PROBLEM STATEMENT:
Copy every line of the data exactly, leaving nothing out.

TASK MATERIAL:
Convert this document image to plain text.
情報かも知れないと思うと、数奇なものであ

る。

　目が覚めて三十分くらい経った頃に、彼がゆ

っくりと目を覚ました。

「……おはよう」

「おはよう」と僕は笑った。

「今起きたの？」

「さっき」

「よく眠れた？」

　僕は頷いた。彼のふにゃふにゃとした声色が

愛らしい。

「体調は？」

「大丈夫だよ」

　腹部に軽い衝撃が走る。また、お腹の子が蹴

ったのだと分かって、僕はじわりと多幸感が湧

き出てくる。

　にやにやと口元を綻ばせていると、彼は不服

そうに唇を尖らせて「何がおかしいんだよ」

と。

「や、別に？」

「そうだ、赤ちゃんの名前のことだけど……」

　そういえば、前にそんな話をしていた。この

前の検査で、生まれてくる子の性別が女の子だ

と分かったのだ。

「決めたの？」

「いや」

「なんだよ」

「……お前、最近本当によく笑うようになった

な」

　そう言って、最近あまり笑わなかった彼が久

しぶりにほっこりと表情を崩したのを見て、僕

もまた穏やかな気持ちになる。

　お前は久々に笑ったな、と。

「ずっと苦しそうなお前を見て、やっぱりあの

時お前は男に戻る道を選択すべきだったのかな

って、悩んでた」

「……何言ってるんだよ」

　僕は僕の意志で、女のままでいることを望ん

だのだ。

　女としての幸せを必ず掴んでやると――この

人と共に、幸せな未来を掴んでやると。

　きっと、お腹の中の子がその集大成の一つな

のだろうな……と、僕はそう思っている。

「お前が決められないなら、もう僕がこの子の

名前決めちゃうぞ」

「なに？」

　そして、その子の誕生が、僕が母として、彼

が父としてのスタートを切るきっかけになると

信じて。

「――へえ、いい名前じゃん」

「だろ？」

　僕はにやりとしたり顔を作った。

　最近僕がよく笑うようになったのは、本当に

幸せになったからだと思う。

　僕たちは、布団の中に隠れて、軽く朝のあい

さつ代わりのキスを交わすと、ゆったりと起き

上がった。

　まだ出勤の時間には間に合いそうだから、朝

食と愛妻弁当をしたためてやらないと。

PROBLEM SOLUTION:
Convert this document image to plain text.
情報かも知れないと思うと、数奇なものであ

る。

　目が覚めて三十分くらい経った頃に、彼がゆ

っくりと目を覚ました。

「……おはよう」

「おはよう」と僕は笑った。

「今起きたの？」

「さっき」

「よく眠れた？」

　僕は頷いた。彼のふにゃふにゃとした声色が

愛らしい。

「体調は？」

「大丈夫だよ」

　腹部に軽い衝撃が走る。また、お腹の子が蹴

ったのだと分かって、僕はじわりと多幸感が湧

き出てくる。

　にやにやと口元を綻ばせていると、彼は不服

そうに唇を尖らせて「何がおかしいんだよ」

と。

「や、別に？」

「そうだ、赤ちゃんの名前のことだけど……」

　そういえば、前にそんな話をしていた。この

前の検査で、生まれてくる子の性別が女の子だ

と分かったのだ。

「決めたの？」

「いや」

「なんだよ」

「……お前、最近本当によく笑うようになった

な」

　そう言って、最近あまり笑わなかった彼が久

しぶりにほっこりと表情を崩したのを見て、僕

もまた穏やかな気持ちになる。

　お前は久々に笑ったな、と。

「ずっと苦しそうなお前を見て、やっぱりあの

時お前は男に戻る道を選択すべきだったのかな

って、悩んでた」

「……何言ってるんだよ」

　僕は僕の意志で、女のままでいることを望ん

だのだ。

　女としての幸せを必ず掴んでやると――この

人と共に、幸せな未来を掴んでやると。

　きっと、お腹の中の子がその集大成の一つな

のだろうな……と、僕はそう思っている。

「お前が決められないなら、もう僕がこの子の

名前決めちゃうぞ」

「なに？」

　そして、その子の誕生が、僕が母として、彼

が父としてのスタートを切るきっかけになると

信じて。

「――へえ、いい名前じゃん」

「だろ？」

　僕はにやりとしたり顔を作った。

　最近僕がよく笑うようになったのは、本当に

幸せになったからだと思う。

　僕たちは、布団の中に隠れて、軽く朝のあい

さつ代わりのキスを交わすと、ゆったりと起き

上がった。

　まだ出勤の時間には間に合いそうだから、朝

食と愛妻弁当をしたためてやらないと。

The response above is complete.